═══ Raw records

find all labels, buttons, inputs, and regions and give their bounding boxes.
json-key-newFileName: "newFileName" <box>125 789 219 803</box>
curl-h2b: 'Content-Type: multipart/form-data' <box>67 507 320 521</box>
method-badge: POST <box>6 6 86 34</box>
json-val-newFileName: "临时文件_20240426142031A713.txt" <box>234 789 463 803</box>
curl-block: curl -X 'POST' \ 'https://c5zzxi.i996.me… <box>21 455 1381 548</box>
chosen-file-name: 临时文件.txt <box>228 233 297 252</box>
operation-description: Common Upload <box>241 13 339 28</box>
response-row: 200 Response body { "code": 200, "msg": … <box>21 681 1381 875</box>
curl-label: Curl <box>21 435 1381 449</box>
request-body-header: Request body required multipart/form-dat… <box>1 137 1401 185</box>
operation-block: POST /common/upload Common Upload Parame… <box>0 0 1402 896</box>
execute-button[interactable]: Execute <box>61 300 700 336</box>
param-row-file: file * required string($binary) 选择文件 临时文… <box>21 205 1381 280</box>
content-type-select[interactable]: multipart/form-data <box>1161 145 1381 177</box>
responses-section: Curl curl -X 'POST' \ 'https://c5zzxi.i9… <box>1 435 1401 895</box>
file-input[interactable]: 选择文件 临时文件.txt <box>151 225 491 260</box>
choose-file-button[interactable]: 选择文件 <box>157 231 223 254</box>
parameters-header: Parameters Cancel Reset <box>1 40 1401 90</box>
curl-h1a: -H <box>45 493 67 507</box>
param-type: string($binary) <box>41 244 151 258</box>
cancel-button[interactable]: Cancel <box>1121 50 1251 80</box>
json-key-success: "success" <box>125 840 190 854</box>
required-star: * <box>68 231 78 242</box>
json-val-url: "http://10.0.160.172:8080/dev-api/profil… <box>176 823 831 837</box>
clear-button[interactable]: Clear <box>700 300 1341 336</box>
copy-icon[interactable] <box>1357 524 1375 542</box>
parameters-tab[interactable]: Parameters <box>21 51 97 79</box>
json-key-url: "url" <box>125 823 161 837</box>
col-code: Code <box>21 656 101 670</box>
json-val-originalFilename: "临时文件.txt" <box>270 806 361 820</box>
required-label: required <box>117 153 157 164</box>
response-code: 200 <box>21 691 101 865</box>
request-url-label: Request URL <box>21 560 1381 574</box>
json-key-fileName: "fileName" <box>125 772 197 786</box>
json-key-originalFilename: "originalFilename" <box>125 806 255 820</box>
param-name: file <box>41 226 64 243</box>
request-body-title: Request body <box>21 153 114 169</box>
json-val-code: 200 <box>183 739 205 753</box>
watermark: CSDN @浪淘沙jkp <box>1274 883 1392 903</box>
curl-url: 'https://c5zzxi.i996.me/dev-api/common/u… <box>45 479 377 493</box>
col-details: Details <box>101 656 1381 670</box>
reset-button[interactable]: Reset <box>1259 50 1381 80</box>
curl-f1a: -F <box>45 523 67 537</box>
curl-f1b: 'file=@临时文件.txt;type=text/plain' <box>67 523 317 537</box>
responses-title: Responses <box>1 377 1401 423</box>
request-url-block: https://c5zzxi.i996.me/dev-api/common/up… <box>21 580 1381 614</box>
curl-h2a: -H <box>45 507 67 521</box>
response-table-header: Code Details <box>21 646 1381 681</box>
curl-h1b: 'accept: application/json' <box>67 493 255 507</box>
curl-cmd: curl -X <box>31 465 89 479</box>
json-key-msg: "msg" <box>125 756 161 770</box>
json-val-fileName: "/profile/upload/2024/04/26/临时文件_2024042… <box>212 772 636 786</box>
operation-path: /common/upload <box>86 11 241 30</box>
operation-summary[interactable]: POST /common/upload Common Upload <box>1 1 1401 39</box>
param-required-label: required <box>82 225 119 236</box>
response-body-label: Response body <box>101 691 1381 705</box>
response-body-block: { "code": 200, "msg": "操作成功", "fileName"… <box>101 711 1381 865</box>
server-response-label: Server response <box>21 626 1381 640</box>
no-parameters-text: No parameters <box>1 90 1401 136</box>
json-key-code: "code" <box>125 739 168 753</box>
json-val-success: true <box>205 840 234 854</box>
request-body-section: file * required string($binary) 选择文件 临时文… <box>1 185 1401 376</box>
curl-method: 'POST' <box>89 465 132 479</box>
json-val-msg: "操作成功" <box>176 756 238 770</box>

══════

Turn the records above into a Markdown table with the columns Row and Entry, where Row holds a running number and Entry holds one line of the records. Leave out any blank lines.

| Row | Entry |
|---|---|
| 1 | find all labels, buttons, inputs, and regions and give their bounding boxes. |
| 2 | json-key-newFileName: "newFileName" <box>125 789 219 803</box> |
| 3 | curl-h2b: 'Content-Type: multipart/form-data' <box>67 507 320 521</box> |
| 4 | method-badge: POST <box>6 6 86 34</box> |
| 5 | json-val-newFileName: "临时文件_20240426142031A713.txt" <box>234 789 463 803</box> |
| 6 | curl-block: curl -X 'POST' \ 'https://c5zzxi.i996.me… <box>21 455 1381 548</box> |
| 7 | chosen-file-name: 临时文件.txt <box>228 233 297 252</box> |
| 8 | operation-description: Common Upload <box>241 13 339 28</box> |
| 9 | response-row: 200 Response body { "code": 200, "msg": … <box>21 681 1381 875</box> |
| 10 | curl-label: Curl <box>21 435 1381 449</box> |
| 11 | request-body-header: Request body required multipart/form-dat… <box>1 137 1401 185</box> |
| 12 | operation-block: POST /common/upload Common Upload Parame… <box>0 0 1402 896</box> |
| 13 | execute-button[interactable]: Execute <box>61 300 700 336</box> |
| 14 | param-row-file: file * required string($binary) 选择文件 临时文… <box>21 205 1381 280</box> |
| 15 | content-type-select[interactable]: multipart/form-data <box>1161 145 1381 177</box> |
| 16 | responses-section: Curl curl -X 'POST' \ 'https://c5zzxi.i9… <box>1 435 1401 895</box> |
| 17 | file-input[interactable]: 选择文件 临时文件.txt <box>151 225 491 260</box> |
| 18 | choose-file-button[interactable]: 选择文件 <box>157 231 223 254</box> |
| 19 | parameters-header: Parameters Cancel Reset <box>1 40 1401 90</box> |
| 20 | curl-h1a: -H <box>45 493 67 507</box> |
| 21 | param-type: string($binary) <box>41 244 151 258</box> |
| 22 | cancel-button[interactable]: Cancel <box>1121 50 1251 80</box> |
| 23 | json-key-success: "success" <box>125 840 190 854</box> |
| 24 | required-star: * <box>68 231 78 242</box> |
| 25 | json-val-url: "http://10.0.160.172:8080/dev-api/profil… <box>176 823 831 837</box> |
| 26 | clear-button[interactable]: Clear <box>700 300 1341 336</box> |
| 27 | copy-icon[interactable] <box>1357 524 1375 542</box> |
| 28 | parameters-tab[interactable]: Parameters <box>21 51 97 79</box> |
| 29 | json-key-url: "url" <box>125 823 161 837</box> |
| 30 | col-code: Code <box>21 656 101 670</box> |
| 31 | json-val-originalFilename: "临时文件.txt" <box>270 806 361 820</box> |
| 32 | required-label: required <box>117 153 157 164</box> |
| 33 | response-code: 200 <box>21 691 101 865</box> |
| 34 | request-url-label: Request URL <box>21 560 1381 574</box> |
| 35 | json-key-fileName: "fileName" <box>125 772 197 786</box> |
| 36 | json-key-originalFilename: "originalFilename" <box>125 806 255 820</box> |
| 37 | param-name: file <box>41 226 64 243</box> |
| 38 | request-body-title: Request body <box>21 153 114 169</box> |
| 39 | json-val-code: 200 <box>183 739 205 753</box> |
| 40 | watermark: CSDN @浪淘沙jkp <box>1274 883 1392 903</box> |
| 41 | curl-url: 'https://c5zzxi.i996.me/dev-api/common/u… <box>45 479 377 493</box> |
| 42 | col-details: Details <box>101 656 1381 670</box> |
| 43 | reset-button[interactable]: Reset <box>1259 50 1381 80</box> |
| 44 | curl-f1a: -F <box>45 523 67 537</box> |
| 45 | curl-f1b: 'file=@临时文件.txt;type=text/plain' <box>67 523 317 537</box> |
| 46 | responses-title: Responses <box>1 377 1401 423</box> |
| 47 | request-url-block: https://c5zzxi.i996.me/dev-api/common/up… <box>21 580 1381 614</box> |
| 48 | curl-h2a: -H <box>45 507 67 521</box> |
| 49 | response-table-header: Code Details <box>21 646 1381 681</box> |
| 50 | curl-h1b: 'accept: application/json' <box>67 493 255 507</box> |
| 51 | curl-cmd: curl -X <box>31 465 89 479</box> |
| 52 | json-key-msg: "msg" <box>125 756 161 770</box> |
| 53 | json-val-fileName: "/profile/upload/2024/04/26/临时文件_2024042… <box>212 772 636 786</box> |
| 54 | operation-path: /common/upload <box>86 11 241 30</box> |
| 55 | operation-summary[interactable]: POST /common/upload Common Upload <box>1 1 1401 39</box> |
| 56 | param-required-label: required <box>82 225 119 236</box> |
| 57 | response-body-label: Response body <box>101 691 1381 705</box> |
| 58 | response-body-block: { "code": 200, "msg": "操作成功", "fileName"… <box>101 711 1381 865</box> |
| 59 | server-response-label: Server response <box>21 626 1381 640</box> |
| 60 | no-parameters-text: No parameters <box>1 90 1401 136</box> |
| 61 | json-key-code: "code" <box>125 739 168 753</box> |
| 62 | json-val-success: true <box>205 840 234 854</box> |
| 63 | request-body-section: file * required string($binary) 选择文件 临时文… <box>1 185 1401 376</box> |
| 64 | curl-method: 'POST' <box>89 465 132 479</box> |
| 65 | json-val-msg: "操作成功" <box>176 756 238 770</box> |